§ EXERCISE PROMPT
Write out the data below in full. Keep it exact.

§ TASK MATERIAL
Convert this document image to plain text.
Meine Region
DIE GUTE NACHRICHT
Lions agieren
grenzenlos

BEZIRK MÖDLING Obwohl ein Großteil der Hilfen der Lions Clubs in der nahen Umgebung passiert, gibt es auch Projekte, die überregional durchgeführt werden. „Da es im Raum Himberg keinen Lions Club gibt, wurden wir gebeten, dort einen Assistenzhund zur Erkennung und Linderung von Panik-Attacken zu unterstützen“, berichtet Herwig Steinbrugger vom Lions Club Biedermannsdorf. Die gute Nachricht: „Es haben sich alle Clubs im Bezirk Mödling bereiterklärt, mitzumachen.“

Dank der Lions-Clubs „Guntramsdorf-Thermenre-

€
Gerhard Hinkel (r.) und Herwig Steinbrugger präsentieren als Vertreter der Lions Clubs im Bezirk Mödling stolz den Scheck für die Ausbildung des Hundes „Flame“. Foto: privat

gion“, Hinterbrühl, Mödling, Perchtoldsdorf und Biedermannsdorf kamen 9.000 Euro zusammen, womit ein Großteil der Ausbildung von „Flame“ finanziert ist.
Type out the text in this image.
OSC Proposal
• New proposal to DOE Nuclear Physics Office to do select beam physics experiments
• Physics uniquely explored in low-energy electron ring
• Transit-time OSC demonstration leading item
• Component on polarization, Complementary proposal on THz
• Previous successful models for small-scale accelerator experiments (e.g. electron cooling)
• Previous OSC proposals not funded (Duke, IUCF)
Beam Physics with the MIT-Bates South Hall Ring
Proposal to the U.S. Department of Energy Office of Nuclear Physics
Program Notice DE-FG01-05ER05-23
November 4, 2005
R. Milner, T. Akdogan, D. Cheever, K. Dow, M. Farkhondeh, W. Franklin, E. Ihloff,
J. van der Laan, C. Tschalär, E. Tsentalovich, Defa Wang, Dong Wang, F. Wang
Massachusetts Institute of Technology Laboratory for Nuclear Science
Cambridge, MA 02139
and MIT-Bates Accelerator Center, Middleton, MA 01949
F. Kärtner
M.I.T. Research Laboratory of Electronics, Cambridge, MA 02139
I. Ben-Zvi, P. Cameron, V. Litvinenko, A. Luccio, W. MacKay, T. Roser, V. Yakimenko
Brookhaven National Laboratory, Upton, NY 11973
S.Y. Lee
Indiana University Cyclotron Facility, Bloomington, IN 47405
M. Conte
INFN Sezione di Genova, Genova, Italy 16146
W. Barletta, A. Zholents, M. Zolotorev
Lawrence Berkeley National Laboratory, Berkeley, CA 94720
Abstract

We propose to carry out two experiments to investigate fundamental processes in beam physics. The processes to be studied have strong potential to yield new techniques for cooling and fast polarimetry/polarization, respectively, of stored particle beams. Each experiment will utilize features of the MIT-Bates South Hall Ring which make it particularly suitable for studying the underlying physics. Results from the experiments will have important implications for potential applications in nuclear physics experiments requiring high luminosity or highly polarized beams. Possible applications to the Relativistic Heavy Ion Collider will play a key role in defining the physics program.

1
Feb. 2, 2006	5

§ EXERCISE RESULT
Convert this document image to plain text.
Meine Region
DIE GUTE NACHRICHT
Lions agieren
grenzenlos

BEZIRK MÖDLING Obwohl ein Großteil der Hilfen der Lions Clubs in der nahen Umgebung passiert, gibt es auch Projekte, die überregional durchgeführt werden. „Da es im Raum Himberg keinen Lions Club gibt, wurden wir gebeten, dort einen Assistenzhund zur Erkennung und Linderung von Panik-Attacken zu unterstützen“, berichtet Herwig Steinbrugger vom Lions Club Biedermannsdorf. Die gute Nachricht: „Es haben sich alle Clubs im Bezirk Mödling bereiterklärt, mitzumachen.“

Dank der Lions-Clubs „Guntramsdorf-Thermenre-

€
Gerhard Hinkel (r.) und Herwig Steinbrugger präsentieren als Vertreter der Lions Clubs im Bezirk Mödling stolz den Scheck für die Ausbildung des Hundes „Flame“. Foto: privat

gion“, Hinterbrühl, Mödling, Perchtoldsdorf und Biedermannsdorf kamen 9.000 Euro zusammen, womit ein Großteil der Ausbildung von „Flame“ finanziert ist.
Type out the text in this image.
OSC Proposal
• New proposal to DOE Nuclear Physics Office to do select beam physics experiments
• Physics uniquely explored in low-energy electron ring
• Transit-time OSC demonstration leading item
• Component on polarization, Complementary proposal on THz
• Previous successful models for small-scale accelerator experiments (e.g. electron cooling)
• Previous OSC proposals not funded (Duke, IUCF)
Beam Physics with the MIT-Bates South Hall Ring
Proposal to the U.S. Department of Energy Office of Nuclear Physics
Program Notice DE-FG01-05ER05-23
November 4, 2005
R. Milner, T. Akdogan, D. Cheever, K. Dow, M. Farkhondeh, W. Franklin, E. Ihloff,
J. van der Laan, C. Tschalär, E. Tsentalovich, Defa Wang, Dong Wang, F. Wang
Massachusetts Institute of Technology Laboratory for Nuclear Science
Cambridge, MA 02139
and MIT-Bates Accelerator Center, Middleton, MA 01949
F. Kärtner
M.I.T. Research Laboratory of Electronics, Cambridge, MA 02139
I. Ben-Zvi, P. Cameron, V. Litvinenko, A. Luccio, W. MacKay, T. Roser, V. Yakimenko
Brookhaven National Laboratory, Upton, NY 11973
S.Y. Lee
Indiana University Cyclotron Facility, Bloomington, IN 47405
M. Conte
INFN Sezione di Genova, Genova, Italy 16146
W. Barletta, A. Zholents, M. Zolotorev
Lawrence Berkeley National Laboratory, Berkeley, CA 94720
Abstract

We propose to carry out two experiments to investigate fundamental processes in beam physics. The processes to be studied have strong potential to yield new techniques for cooling and fast polarimetry/polarization, respectively, of stored particle beams. Each experiment will utilize features of the MIT-Bates South Hall Ring which make it particularly suitable for studying the underlying physics. Results from the experiments will have important implications for potential applications in nuclear physics experiments requiring high luminosity or highly polarized beams. Possible applications to the Relativistic Heavy Ion Collider will play a key role in defining the physics program.

1
Feb. 2, 2006	5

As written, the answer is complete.